* Stored entries *
■ ■ ■ ■ ■

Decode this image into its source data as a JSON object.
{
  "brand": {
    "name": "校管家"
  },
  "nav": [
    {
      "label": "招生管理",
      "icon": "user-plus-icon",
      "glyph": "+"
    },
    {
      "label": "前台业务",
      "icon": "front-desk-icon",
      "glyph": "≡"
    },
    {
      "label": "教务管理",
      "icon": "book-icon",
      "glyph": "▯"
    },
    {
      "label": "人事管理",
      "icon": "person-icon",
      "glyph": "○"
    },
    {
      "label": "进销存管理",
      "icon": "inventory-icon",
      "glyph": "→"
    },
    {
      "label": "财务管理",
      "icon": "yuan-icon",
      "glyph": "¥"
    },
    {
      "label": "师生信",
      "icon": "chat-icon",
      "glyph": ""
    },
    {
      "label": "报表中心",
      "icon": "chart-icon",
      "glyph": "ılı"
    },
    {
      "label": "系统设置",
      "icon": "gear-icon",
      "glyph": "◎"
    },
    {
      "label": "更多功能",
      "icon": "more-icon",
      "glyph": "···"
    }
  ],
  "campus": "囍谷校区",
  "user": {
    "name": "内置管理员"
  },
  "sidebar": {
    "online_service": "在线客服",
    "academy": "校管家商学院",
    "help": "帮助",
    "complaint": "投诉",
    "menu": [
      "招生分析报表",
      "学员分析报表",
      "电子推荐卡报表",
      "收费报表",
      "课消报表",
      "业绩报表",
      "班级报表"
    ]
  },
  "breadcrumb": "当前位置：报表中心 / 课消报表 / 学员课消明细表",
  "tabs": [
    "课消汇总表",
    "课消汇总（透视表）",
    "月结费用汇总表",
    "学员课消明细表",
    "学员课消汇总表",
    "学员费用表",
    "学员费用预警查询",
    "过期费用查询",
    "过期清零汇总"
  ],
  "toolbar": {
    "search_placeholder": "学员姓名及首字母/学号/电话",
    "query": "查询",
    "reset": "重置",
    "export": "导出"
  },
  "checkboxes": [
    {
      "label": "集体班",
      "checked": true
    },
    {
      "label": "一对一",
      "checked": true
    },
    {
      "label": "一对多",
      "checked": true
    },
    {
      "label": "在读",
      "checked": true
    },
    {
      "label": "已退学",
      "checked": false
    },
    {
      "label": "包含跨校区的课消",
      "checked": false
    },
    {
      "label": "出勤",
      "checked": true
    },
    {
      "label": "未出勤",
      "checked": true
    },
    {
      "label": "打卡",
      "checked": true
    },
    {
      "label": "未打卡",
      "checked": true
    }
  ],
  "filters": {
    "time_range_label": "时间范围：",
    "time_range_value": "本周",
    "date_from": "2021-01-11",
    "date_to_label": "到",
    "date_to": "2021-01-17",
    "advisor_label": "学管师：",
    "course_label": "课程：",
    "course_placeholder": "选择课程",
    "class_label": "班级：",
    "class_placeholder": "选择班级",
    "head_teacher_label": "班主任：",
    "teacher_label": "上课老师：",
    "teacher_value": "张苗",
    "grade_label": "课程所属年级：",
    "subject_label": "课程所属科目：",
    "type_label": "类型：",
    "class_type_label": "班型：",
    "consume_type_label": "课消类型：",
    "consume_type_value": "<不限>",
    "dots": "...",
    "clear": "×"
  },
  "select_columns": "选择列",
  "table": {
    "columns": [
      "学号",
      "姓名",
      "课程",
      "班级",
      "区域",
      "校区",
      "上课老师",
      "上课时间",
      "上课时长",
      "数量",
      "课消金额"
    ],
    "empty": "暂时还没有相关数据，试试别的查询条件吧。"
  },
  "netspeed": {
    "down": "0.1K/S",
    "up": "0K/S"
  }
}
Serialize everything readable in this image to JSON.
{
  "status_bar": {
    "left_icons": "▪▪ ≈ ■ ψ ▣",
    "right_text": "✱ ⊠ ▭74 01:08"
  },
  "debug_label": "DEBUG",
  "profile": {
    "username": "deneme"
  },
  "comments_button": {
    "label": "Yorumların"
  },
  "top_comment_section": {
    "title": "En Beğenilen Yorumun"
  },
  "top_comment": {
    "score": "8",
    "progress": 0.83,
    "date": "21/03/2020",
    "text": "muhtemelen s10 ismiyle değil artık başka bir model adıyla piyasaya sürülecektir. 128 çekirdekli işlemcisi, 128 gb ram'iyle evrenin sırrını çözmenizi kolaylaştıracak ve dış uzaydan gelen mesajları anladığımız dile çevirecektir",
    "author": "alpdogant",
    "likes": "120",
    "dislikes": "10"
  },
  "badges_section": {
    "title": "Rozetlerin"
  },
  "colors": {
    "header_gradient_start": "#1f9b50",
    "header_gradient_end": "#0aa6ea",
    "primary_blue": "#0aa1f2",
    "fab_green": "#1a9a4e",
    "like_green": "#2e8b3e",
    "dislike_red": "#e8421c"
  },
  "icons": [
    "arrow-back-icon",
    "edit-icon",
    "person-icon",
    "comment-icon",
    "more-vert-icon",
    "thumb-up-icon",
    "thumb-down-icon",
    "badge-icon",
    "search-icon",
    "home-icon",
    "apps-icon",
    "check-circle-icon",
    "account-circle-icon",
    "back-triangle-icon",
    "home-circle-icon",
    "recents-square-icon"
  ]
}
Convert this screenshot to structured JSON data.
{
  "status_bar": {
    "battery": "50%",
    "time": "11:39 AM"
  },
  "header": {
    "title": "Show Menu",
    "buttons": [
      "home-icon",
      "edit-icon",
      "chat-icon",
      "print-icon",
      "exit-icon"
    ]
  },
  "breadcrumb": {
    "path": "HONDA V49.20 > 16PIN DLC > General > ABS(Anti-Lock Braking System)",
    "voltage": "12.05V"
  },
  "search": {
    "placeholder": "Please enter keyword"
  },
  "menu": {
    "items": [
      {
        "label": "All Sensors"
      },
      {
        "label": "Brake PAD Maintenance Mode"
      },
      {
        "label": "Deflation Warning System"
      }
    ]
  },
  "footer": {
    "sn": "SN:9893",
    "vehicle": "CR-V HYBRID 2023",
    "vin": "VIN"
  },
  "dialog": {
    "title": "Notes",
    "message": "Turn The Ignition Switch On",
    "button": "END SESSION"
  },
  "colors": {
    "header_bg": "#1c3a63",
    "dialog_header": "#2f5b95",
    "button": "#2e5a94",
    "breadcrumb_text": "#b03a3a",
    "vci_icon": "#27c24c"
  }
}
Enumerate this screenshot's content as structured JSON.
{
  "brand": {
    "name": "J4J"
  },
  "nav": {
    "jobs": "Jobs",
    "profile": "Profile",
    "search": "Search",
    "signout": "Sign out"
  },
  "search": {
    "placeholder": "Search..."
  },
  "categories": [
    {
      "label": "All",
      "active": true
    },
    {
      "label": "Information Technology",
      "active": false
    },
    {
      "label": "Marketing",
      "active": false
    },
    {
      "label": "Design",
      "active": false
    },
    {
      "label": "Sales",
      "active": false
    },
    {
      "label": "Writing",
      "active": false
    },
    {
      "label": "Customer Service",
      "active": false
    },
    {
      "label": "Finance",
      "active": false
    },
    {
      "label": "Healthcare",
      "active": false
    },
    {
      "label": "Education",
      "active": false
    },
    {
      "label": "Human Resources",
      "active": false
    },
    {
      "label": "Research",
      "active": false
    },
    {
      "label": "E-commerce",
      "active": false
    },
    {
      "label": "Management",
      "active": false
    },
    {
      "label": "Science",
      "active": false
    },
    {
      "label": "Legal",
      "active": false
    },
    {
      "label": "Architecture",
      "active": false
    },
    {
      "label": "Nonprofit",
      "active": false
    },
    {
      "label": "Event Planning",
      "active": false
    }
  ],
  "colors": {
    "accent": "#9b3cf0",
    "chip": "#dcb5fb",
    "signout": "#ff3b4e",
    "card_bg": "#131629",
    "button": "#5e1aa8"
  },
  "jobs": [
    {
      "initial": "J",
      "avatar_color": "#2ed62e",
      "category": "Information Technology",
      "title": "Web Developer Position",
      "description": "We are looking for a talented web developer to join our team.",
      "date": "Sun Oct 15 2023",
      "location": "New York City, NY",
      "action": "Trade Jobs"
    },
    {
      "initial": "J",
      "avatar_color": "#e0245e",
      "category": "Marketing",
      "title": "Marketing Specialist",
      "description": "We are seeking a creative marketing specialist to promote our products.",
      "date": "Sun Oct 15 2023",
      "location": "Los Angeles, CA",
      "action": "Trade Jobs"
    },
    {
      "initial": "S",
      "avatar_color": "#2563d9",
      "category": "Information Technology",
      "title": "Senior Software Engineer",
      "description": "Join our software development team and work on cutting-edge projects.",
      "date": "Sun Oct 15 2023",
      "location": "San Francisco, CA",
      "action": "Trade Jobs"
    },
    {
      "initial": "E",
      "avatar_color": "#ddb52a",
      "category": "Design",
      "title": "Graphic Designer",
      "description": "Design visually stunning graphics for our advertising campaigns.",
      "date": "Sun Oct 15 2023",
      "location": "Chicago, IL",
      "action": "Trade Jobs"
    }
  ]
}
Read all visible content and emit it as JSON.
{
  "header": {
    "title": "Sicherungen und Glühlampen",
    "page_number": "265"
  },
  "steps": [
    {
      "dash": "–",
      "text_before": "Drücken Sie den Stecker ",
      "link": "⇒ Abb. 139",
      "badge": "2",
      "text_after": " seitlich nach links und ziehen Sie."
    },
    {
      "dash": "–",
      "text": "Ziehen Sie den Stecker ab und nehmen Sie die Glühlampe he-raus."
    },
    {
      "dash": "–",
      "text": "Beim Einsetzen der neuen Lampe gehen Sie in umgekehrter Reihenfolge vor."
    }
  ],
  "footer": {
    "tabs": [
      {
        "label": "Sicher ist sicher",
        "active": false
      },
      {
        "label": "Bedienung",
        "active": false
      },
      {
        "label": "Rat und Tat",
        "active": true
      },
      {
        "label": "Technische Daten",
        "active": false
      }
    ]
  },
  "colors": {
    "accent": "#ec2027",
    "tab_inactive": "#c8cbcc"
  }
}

■ ■ ■ ■ ■

* REQUEST *
Determine the number of lines in the data that contain "image" as a word or string, and state only that number.

* OUTPUT OF THE EXERCISE *
2